Task: Search the material for the word "lana" and copy each line that holds it.

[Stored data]
******
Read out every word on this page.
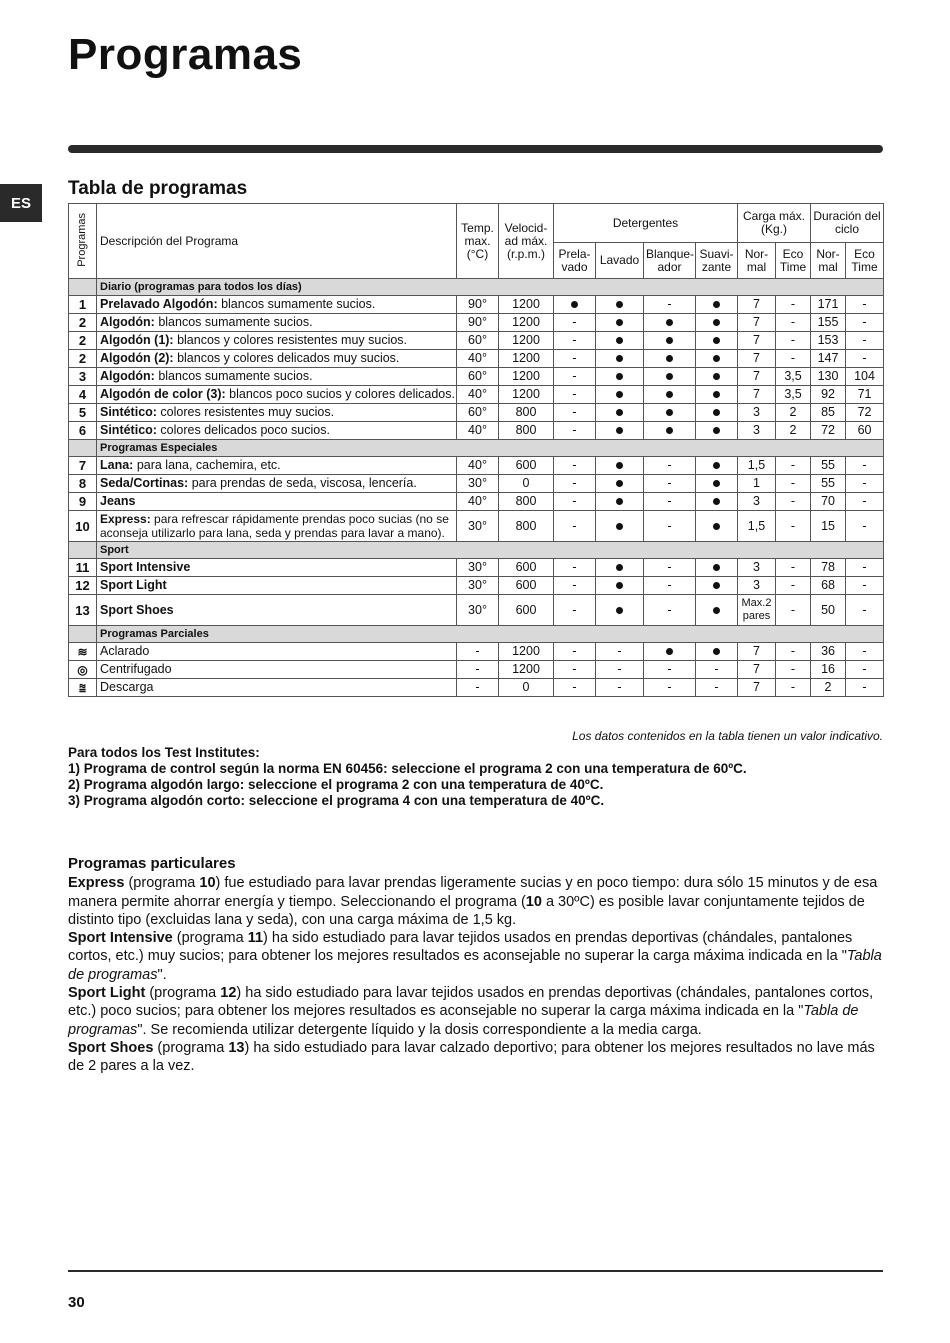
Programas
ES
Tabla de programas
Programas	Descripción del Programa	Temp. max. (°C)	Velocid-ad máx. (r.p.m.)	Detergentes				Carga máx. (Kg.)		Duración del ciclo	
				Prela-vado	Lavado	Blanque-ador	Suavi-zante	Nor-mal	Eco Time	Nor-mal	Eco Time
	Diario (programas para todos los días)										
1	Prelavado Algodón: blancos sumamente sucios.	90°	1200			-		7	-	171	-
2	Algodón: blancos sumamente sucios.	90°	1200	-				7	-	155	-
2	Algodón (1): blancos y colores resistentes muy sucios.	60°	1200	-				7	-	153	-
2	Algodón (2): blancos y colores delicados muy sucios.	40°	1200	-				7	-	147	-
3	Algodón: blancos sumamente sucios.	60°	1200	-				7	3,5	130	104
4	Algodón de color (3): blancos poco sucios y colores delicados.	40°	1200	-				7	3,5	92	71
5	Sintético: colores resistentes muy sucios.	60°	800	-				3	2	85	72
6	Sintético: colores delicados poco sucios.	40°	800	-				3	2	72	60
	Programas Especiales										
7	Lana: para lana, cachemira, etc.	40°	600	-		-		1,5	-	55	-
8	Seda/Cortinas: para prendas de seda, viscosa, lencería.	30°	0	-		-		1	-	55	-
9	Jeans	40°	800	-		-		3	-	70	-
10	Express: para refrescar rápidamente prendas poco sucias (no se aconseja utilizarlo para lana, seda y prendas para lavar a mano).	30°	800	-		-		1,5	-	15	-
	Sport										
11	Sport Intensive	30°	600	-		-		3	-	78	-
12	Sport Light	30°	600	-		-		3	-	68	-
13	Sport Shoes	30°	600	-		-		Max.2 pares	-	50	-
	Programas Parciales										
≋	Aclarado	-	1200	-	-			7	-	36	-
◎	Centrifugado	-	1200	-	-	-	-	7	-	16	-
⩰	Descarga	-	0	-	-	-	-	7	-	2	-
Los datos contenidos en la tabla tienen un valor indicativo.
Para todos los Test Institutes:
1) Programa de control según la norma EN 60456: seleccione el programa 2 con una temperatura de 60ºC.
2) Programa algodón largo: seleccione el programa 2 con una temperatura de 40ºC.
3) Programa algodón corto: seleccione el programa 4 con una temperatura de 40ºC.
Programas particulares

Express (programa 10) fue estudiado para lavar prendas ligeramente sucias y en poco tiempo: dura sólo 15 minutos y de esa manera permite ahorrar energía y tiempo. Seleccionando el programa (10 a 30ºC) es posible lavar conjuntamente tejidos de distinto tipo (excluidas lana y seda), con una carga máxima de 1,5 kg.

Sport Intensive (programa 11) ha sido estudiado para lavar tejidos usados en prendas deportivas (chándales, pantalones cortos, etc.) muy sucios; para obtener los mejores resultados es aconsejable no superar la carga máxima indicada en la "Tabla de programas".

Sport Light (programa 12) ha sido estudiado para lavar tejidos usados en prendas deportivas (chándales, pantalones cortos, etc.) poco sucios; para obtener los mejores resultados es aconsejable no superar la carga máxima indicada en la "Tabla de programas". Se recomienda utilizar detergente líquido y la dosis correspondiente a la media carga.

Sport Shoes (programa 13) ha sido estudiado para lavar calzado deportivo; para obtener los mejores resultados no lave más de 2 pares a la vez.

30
******
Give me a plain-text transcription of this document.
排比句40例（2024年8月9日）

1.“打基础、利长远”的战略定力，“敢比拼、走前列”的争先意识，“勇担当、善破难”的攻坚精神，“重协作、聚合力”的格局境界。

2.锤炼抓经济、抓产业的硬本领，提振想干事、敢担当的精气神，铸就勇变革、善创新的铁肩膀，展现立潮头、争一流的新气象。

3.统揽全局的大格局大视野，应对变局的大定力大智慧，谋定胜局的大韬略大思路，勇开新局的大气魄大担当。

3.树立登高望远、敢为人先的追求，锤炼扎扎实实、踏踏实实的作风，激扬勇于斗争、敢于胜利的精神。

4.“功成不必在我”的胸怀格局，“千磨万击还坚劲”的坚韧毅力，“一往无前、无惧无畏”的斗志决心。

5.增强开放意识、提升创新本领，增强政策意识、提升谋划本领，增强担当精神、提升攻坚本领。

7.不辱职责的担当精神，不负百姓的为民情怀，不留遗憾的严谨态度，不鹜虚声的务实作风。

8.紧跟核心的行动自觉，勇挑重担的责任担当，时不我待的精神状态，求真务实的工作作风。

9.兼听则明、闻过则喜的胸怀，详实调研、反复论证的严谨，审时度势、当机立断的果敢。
******
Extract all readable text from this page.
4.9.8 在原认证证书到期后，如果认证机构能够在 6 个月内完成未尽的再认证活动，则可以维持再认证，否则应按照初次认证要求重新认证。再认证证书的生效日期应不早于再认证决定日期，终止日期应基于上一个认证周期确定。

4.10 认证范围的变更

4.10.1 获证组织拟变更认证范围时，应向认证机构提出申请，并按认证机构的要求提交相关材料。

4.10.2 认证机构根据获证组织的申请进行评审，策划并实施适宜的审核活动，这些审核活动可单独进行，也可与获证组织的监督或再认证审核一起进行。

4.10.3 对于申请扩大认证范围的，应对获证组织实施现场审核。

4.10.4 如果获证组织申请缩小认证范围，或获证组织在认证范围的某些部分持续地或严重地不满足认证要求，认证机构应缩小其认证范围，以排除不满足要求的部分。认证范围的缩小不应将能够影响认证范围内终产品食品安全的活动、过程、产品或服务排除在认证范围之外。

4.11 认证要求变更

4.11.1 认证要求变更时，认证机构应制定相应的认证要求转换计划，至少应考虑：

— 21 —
******
Answer in full:
7	Lana: para lana, cachemira, etc.	40°	600	-		-		1,5	-	55	-
10	Express: para refrescar rápidamente prendas poco sucias (no se aconseja utilizarlo para lana, seda y prendas para lavar a mano).	30°	800	-		-		1,5	-	15	-
Express (programa 10) fue estudiado para lavar prendas ligeramente sucias y en poco tiempo: dura sólo 15 minutos y de esa manera permite ahorrar energía y tiempo. Seleccionando el programa (10 a 30ºC) es posible lavar conjuntamente tejidos de distinto tipo (excluidas lana y seda), con una carga máxima de 1,5 kg.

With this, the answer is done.